### Material for this task
──────
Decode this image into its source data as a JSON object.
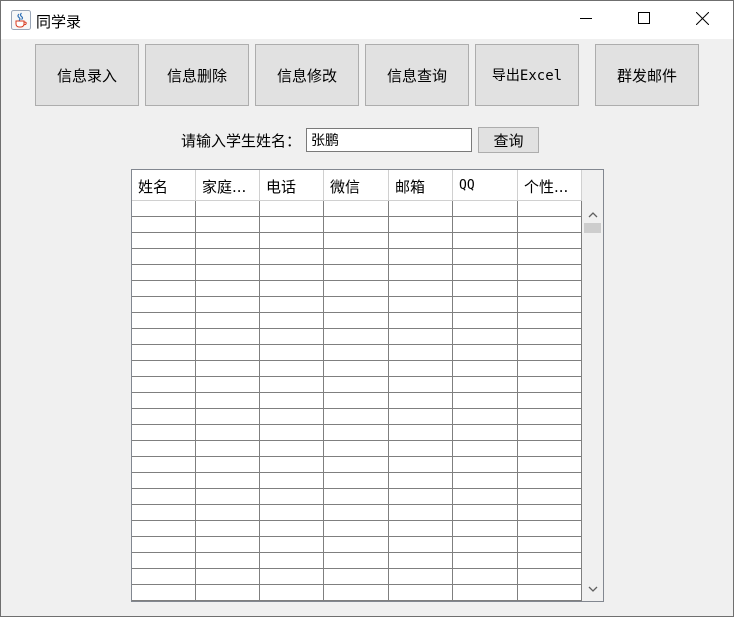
{
  "window": {
    "title": "同学录",
    "icon": "java-cup-icon"
  },
  "toolbar": {
    "buttons": [
      {
        "label": "信息录入"
      },
      {
        "label": "信息删除"
      },
      {
        "label": "信息修改"
      },
      {
        "label": "信息查询"
      },
      {
        "label": "导出Excel"
      },
      {
        "label": "群发邮件"
      }
    ]
  },
  "search": {
    "label": "请输入学生姓名：",
    "value": "张鹏",
    "button_label": "查询"
  },
  "table": {
    "columns": [
      "姓名",
      "家庭...",
      "电话",
      "微信",
      "邮箱",
      "QQ",
      "个性..."
    ],
    "rows": []
  }
}
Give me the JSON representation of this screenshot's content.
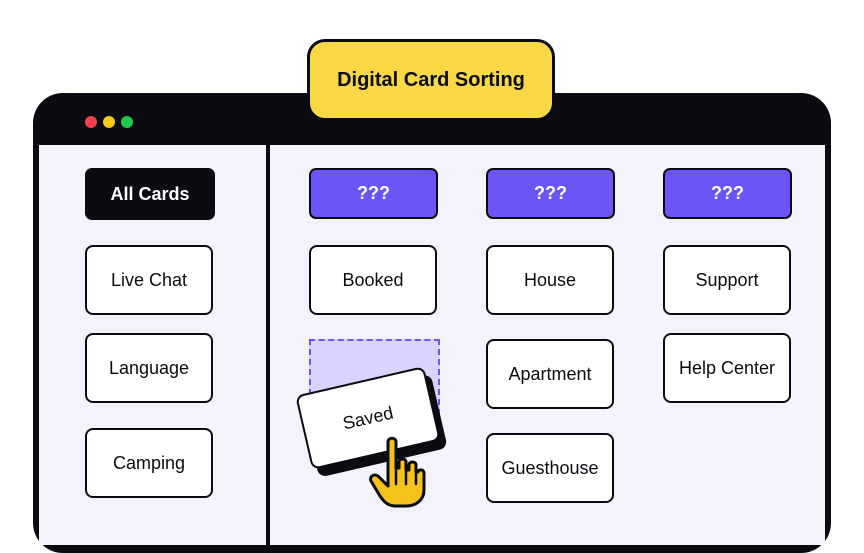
{
  "title": "Digital Card Sorting",
  "window_controls": [
    "close",
    "minimize",
    "maximize"
  ],
  "sidebar": {
    "active_label": "All Cards",
    "cards": [
      "Live Chat",
      "Language",
      "Camping"
    ]
  },
  "columns": [
    {
      "header": "???",
      "cards": [
        "Booked"
      ]
    },
    {
      "header": "???",
      "cards": [
        "House",
        "Apartment",
        "Guesthouse"
      ]
    },
    {
      "header": "???",
      "cards": [
        "Support",
        "Help Center"
      ]
    }
  ],
  "dragging": {
    "label": "Saved",
    "cursor_icon": "pointer-hand-icon"
  },
  "colors": {
    "accent": "#6c55f6",
    "title_bg": "#f8d844",
    "frame": "#0b0b12",
    "content_bg": "#f4f3fb",
    "dropzone": "#d9d4ff"
  }
}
──────
### Work instructions
Only the number is wanted: how many lines above include the word "icon"?

### Task output
2